▶ _GIVEN EXERCISE_: Gather the lines that hold the string "permissions".

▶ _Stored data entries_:

____________________

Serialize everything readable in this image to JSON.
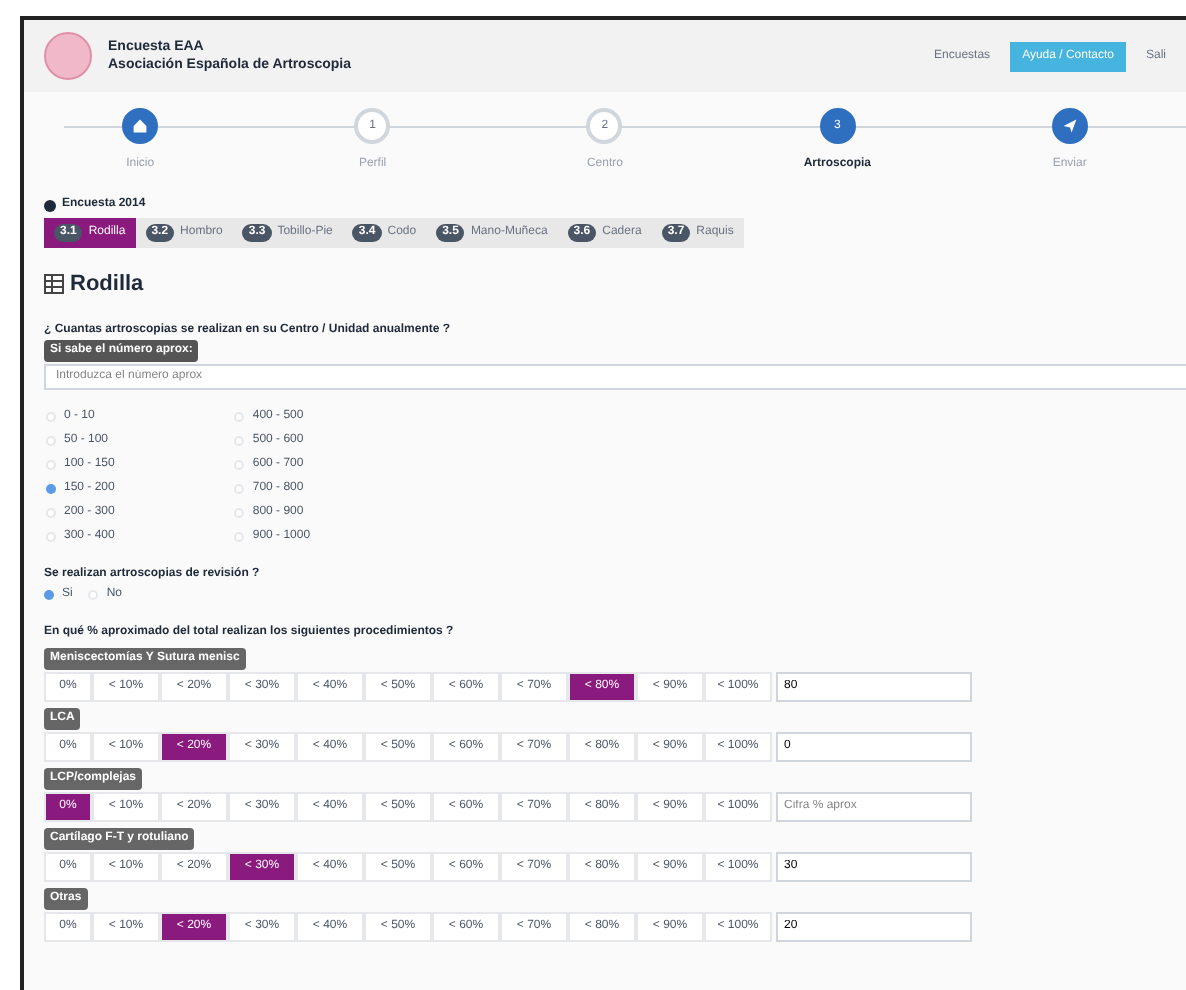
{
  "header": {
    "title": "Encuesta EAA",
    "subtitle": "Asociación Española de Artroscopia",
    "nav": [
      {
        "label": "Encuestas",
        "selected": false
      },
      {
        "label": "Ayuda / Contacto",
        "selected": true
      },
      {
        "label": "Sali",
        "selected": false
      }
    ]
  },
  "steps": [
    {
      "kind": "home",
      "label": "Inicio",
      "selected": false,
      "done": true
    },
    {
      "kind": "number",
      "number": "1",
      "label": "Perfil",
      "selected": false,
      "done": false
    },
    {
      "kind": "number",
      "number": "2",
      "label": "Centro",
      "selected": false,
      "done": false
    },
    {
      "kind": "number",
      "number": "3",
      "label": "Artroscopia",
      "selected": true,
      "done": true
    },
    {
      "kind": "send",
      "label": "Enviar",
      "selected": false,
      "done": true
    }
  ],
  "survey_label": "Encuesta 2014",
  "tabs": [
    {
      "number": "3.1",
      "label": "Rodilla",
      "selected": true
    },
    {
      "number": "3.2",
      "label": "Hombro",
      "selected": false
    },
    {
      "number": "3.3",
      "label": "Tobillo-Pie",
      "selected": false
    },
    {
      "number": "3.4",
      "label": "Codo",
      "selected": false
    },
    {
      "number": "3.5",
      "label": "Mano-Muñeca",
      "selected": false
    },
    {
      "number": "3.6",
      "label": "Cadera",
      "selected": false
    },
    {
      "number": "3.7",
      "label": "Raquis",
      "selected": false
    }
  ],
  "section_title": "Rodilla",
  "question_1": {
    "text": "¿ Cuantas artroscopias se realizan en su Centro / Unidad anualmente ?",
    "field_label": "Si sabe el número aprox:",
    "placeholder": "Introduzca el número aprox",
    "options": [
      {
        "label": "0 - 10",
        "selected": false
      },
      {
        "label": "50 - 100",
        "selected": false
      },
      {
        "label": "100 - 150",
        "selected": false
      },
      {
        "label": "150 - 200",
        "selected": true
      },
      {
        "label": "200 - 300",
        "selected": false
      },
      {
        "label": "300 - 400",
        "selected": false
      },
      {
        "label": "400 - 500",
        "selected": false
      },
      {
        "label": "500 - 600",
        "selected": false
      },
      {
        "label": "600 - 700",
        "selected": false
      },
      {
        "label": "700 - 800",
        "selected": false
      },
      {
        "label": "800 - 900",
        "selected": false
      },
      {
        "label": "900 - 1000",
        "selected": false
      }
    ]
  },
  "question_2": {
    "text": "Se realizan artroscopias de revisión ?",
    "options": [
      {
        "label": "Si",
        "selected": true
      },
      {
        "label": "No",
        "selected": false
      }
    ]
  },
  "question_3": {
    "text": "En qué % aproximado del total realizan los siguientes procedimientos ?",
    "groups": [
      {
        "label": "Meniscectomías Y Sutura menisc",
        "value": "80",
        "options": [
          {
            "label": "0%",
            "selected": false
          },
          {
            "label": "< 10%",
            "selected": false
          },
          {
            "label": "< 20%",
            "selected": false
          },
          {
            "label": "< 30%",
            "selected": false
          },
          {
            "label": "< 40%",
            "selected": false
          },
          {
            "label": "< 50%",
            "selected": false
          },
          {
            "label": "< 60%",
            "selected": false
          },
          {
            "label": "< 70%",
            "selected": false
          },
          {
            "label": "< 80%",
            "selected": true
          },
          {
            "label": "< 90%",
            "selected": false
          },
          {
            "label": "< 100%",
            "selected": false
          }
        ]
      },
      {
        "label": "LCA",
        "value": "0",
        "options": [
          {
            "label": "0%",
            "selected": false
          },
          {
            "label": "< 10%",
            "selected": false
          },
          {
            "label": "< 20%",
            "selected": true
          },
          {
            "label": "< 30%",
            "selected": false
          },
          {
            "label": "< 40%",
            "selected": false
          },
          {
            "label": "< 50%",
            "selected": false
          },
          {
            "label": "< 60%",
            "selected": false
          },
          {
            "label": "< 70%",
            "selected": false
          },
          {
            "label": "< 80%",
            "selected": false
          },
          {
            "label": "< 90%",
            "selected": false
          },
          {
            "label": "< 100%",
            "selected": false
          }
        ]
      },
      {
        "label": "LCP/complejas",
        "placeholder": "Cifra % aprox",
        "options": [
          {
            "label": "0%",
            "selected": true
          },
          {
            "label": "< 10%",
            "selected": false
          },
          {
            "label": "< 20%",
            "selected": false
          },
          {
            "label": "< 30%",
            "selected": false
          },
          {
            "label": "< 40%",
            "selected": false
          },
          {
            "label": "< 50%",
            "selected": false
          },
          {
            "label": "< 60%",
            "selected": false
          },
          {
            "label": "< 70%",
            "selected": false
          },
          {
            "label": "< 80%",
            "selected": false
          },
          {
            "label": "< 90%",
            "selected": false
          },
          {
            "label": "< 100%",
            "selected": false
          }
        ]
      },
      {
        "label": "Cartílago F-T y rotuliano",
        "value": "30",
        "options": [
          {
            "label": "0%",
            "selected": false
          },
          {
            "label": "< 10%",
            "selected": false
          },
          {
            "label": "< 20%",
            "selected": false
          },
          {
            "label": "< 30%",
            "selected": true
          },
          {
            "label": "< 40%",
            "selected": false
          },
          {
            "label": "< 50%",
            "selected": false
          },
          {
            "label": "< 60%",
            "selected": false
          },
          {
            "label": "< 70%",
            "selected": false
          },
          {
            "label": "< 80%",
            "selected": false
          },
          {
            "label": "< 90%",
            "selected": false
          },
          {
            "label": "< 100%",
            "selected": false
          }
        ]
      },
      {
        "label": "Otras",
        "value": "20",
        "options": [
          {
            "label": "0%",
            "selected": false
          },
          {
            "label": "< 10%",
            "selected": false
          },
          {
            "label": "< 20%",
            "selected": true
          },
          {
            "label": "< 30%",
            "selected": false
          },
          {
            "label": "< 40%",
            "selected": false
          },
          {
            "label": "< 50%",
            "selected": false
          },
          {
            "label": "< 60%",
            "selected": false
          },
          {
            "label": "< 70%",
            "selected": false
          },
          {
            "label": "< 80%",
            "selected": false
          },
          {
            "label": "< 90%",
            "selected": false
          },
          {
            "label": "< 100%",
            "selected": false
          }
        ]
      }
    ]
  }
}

____________________

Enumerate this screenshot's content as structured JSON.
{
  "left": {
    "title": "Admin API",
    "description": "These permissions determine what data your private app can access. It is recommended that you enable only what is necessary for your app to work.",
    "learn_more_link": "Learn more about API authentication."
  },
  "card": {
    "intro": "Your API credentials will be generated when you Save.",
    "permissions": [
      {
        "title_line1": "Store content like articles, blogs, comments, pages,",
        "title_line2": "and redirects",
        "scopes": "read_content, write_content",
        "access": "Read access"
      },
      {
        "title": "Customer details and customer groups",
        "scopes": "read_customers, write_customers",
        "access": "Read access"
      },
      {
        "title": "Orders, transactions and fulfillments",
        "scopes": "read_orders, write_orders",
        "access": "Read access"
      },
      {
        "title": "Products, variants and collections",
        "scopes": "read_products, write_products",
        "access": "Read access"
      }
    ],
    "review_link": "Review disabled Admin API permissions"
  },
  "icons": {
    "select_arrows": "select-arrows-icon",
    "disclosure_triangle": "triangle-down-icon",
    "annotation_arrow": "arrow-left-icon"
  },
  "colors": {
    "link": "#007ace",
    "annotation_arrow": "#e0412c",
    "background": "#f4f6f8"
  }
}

____________________

▶ _REPLY TO THE TASK_:
    "description": "These permissions determine what data your private app can access. It is recommended that you enable only what is necessary for your app to work.",
    "permissions": [
    "review_link": "Review disabled Admin API permissions"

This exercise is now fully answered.